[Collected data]
______________________________

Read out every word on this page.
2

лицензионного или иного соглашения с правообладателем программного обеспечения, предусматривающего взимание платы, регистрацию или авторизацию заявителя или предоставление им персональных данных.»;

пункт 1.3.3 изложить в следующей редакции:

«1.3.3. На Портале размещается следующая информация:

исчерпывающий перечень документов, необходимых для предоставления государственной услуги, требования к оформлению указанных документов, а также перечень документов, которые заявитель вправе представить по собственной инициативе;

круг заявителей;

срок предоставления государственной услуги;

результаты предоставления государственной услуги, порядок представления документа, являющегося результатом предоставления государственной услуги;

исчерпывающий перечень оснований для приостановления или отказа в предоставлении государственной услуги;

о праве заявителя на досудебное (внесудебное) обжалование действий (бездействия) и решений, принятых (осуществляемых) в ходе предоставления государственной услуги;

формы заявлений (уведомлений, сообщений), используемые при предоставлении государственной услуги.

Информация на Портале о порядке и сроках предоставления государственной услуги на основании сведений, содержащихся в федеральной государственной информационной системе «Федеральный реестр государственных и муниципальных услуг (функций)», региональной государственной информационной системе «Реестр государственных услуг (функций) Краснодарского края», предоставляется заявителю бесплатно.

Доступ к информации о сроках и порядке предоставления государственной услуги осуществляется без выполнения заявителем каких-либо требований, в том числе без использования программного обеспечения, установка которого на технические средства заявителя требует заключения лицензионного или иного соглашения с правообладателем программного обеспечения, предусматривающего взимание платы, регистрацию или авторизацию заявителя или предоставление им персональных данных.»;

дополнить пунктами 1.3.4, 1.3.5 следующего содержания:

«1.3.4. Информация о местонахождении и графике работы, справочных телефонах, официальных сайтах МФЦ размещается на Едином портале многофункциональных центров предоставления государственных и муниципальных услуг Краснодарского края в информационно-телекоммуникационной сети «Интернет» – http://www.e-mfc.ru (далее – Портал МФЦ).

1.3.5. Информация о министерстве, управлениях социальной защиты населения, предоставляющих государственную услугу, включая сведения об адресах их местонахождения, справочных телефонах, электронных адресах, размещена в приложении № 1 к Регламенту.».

______________________________

## What is being asked
Gather all the lines that include the word "края" and copy them out.

## Finished exercise
Информация на Портале о порядке и сроках предоставления государственной услуги на основании сведений, содержащихся в федеральной государственной информационной системе «Федеральный реестр государственных и муниципальных услуг (функций)», региональной государственной информационной системе «Реестр государственных услуг (функций) Краснодарского края», предоставляется заявителю бесплатно.
«1.3.4. Информация о местонахождении и графике работы, справочных телефонах, официальных сайтах МФЦ размещается на Едином портале многофункциональных центров предоставления государственных и муниципальных услуг Краснодарского края в информационно-телекоммуникационной сети «Интернет» – http://www.e-mfc.ru (далее – Портал МФЦ).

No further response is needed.